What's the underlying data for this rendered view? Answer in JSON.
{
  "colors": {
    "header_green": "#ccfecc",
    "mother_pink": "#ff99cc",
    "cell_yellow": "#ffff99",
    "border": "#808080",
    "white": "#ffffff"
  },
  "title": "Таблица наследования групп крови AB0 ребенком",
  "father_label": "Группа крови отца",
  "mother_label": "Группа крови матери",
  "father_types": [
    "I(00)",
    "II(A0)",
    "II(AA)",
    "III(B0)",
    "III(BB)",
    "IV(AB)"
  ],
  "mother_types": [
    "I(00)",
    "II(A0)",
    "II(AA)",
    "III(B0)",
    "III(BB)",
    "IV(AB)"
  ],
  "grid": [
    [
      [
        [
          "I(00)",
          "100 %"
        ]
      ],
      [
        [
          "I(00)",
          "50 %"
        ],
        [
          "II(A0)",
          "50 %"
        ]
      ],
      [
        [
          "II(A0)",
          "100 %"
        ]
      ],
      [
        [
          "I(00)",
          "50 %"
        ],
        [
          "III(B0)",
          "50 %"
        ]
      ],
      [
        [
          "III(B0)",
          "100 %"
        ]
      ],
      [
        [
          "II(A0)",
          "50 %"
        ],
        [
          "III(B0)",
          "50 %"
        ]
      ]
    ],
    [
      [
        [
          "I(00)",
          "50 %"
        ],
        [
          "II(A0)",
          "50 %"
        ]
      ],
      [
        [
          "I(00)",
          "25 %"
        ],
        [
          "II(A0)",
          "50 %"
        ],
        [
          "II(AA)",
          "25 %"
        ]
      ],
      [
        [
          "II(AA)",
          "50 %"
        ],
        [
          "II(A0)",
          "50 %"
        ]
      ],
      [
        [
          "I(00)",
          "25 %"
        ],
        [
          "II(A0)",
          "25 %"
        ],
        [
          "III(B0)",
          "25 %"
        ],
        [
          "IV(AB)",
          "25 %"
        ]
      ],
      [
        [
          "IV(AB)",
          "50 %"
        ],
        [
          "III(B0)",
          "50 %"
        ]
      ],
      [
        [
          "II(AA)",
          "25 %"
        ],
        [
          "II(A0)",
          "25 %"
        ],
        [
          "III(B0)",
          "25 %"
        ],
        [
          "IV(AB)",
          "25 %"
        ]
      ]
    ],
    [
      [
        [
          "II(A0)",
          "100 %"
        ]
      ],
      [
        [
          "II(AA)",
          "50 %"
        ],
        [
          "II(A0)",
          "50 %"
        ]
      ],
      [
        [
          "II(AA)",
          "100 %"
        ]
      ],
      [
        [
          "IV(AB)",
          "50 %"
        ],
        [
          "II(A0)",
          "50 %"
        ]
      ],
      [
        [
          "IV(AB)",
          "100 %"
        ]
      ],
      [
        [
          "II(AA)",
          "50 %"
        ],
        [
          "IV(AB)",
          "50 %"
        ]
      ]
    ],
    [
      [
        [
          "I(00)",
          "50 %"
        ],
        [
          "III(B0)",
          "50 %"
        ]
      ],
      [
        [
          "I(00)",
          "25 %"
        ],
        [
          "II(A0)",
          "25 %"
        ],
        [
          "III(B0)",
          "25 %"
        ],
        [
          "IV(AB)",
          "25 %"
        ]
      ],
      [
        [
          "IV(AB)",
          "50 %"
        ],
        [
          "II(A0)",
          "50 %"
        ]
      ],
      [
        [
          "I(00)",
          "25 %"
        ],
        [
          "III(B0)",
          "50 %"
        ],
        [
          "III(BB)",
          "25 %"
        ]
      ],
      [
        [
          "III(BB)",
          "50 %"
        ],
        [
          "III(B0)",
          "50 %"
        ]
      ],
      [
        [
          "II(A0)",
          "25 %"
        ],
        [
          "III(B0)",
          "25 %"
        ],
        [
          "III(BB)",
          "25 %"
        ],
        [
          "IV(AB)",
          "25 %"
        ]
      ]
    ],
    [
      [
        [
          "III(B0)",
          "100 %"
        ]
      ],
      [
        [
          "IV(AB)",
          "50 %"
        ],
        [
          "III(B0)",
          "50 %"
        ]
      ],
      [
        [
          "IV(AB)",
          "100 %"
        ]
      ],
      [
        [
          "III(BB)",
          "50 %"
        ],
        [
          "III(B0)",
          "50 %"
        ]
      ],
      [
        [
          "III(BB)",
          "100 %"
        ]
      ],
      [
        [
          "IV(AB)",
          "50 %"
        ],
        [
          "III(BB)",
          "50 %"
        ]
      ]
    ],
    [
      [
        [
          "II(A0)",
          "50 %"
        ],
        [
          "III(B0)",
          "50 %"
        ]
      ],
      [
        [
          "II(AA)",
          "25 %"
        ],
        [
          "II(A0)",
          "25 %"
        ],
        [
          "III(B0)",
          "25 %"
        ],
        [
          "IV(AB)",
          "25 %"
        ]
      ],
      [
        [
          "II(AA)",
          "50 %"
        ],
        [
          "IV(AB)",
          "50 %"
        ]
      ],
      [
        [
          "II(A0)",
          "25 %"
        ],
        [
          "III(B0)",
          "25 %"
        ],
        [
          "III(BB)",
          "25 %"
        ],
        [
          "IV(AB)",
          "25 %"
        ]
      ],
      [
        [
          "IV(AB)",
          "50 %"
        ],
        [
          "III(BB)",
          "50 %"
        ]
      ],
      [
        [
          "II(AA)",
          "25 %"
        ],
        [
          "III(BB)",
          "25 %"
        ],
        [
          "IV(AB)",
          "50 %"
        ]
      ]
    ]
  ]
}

• YOUR OBJECTIVE: Return every record, word for word.

• TASK OUTPUT:
What's the underlying data for this rendered view? Answer in JSON.
{
  "colors": {
    "header_green": "#ccfecc",
    "mother_pink": "#ff99cc",
    "cell_yellow": "#ffff99",
    "border": "#808080",
    "white": "#ffffff"
  },
  "title": "Таблица наследования групп крови AB0 ребенком",
  "father_label": "Группа крови отца",
  "mother_label": "Группа крови матери",
  "father_types": [
    "I(00)",
    "II(A0)",
    "II(AA)",
    "III(B0)",
    "III(BB)",
    "IV(AB)"
  ],
  "mother_types": [
    "I(00)",
    "II(A0)",
    "II(AA)",
    "III(B0)",
    "III(BB)",
    "IV(AB)"
  ],
  "grid": [
    [
      [
        [
          "I(00)",
          "100 %"
        ]
      ],
      [
        [
          "I(00)",
          "50 %"
        ],
        [
          "II(A0)",
          "50 %"
        ]
      ],
      [
        [
          "II(A0)",
          "100 %"
        ]
      ],
      [
        [
          "I(00)",
          "50 %"
        ],
        [
          "III(B0)",
          "50 %"
        ]
      ],
      [
        [
          "III(B0)",
          "100 %"
        ]
      ],
      [
        [
          "II(A0)",
          "50 %"
        ],
        [
          "III(B0)",
          "50 %"
        ]
      ]
    ],
    [
      [
        [
          "I(00)",
          "50 %"
        ],
        [
          "II(A0)",
          "50 %"
        ]
      ],
      [
        [
          "I(00)",
          "25 %"
        ],
        [
          "II(A0)",
          "50 %"
        ],
        [
          "II(AA)",
          "25 %"
        ]
      ],
      [
        [
          "II(AA)",
          "50 %"
        ],
        [
          "II(A0)",
          "50 %"
        ]
      ],
      [
        [
          "I(00)",
          "25 %"
        ],
        [
          "II(A0)",
          "25 %"
        ],
        [
          "III(B0)",
          "25 %"
        ],
        [
          "IV(AB)",
          "25 %"
        ]
      ],
      [
        [
          "IV(AB)",
          "50 %"
        ],
        [
          "III(B0)",
          "50 %"
        ]
      ],
      [
        [
          "II(AA)",
          "25 %"
        ],
        [
          "II(A0)",
          "25 %"
        ],
        [
          "III(B0)",
          "25 %"
        ],
        [
          "IV(AB)",
          "25 %"
        ]
      ]
    ],
    [
      [
        [
          "II(A0)",
          "100 %"
        ]
      ],
      [
        [
          "II(AA)",
          "50 %"
        ],
        [
          "II(A0)",
          "50 %"
        ]
      ],
      [
        [
          "II(AA)",
          "100 %"
        ]
      ],
      [
        [
          "IV(AB)",
          "50 %"
        ],
        [
          "II(A0)",
          "50 %"
        ]
      ],
      [
        [
          "IV(AB)",
          "100 %"
        ]
      ],
      [
        [
          "II(AA)",
          "50 %"
        ],
        [
          "IV(AB)",
          "50 %"
        ]
      ]
    ],
    [
      [
        [
          "I(00)",
          "50 %"
        ],
        [
          "III(B0)",
          "50 %"
        ]
      ],
      [
        [
          "I(00)",
          "25 %"
        ],
        [
          "II(A0)",
          "25 %"
        ],
        [
          "III(B0)",
          "25 %"
        ],
        [
          "IV(AB)",
          "25 %"
        ]
      ],
      [
        [
          "IV(AB)",
          "50 %"
        ],
        [
          "II(A0)",
          "50 %"
        ]
      ],
      [
        [
          "I(00)",
          "25 %"
        ],
        [
          "III(B0)",
          "50 %"
        ],
        [
          "III(BB)",
          "25 %"
        ]
      ],
      [
        [
          "III(BB)",
          "50 %"
        ],
        [
          "III(B0)",
          "50 %"
        ]
      ],
      [
        [
          "II(A0)",
          "25 %"
        ],
        [
          "III(B0)",
          "25 %"
        ],
        [
          "III(BB)",
          "25 %"
        ],
        [
          "IV(AB)",
          "25 %"
        ]
      ]
    ],
    [
      [
        [
          "III(B0)",
          "100 %"
        ]
      ],
      [
        [
          "IV(AB)",
          "50 %"
        ],
        [
          "III(B0)",
          "50 %"
        ]
      ],
      [
        [
          "IV(AB)",
          "100 %"
        ]
      ],
      [
        [
          "III(BB)",
          "50 %"
        ],
        [
          "III(B0)",
          "50 %"
        ]
      ],
      [
        [
          "III(BB)",
          "100 %"
        ]
      ],
      [
        [
          "IV(AB)",
          "50 %"
        ],
        [
          "III(BB)",
          "50 %"
        ]
      ]
    ],
    [
      [
        [
          "II(A0)",
          "50 %"
        ],
        [
          "III(B0)",
          "50 %"
        ]
      ],
      [
        [
          "II(AA)",
          "25 %"
        ],
        [
          "II(A0)",
          "25 %"
        ],
        [
          "III(B0)",
          "25 %"
        ],
        [
          "IV(AB)",
          "25 %"
        ]
      ],
      [
        [
          "II(AA)",
          "50 %"
        ],
        [
          "IV(AB)",
          "50 %"
        ]
      ],
      [
        [
          "II(A0)",
          "25 %"
        ],
        [
          "III(B0)",
          "25 %"
        ],
        [
          "III(BB)",
          "25 %"
        ],
        [
          "IV(AB)",
          "25 %"
        ]
      ],
      [
        [
          "IV(AB)",
          "50 %"
        ],
        [
          "III(BB)",
          "50 %"
        ]
      ],
      [
        [
          "II(AA)",
          "25 %"
        ],
        [
          "III(BB)",
          "25 %"
        ],
        [
          "IV(AB)",
          "50 %"
        ]
      ]
    ]
  ]
}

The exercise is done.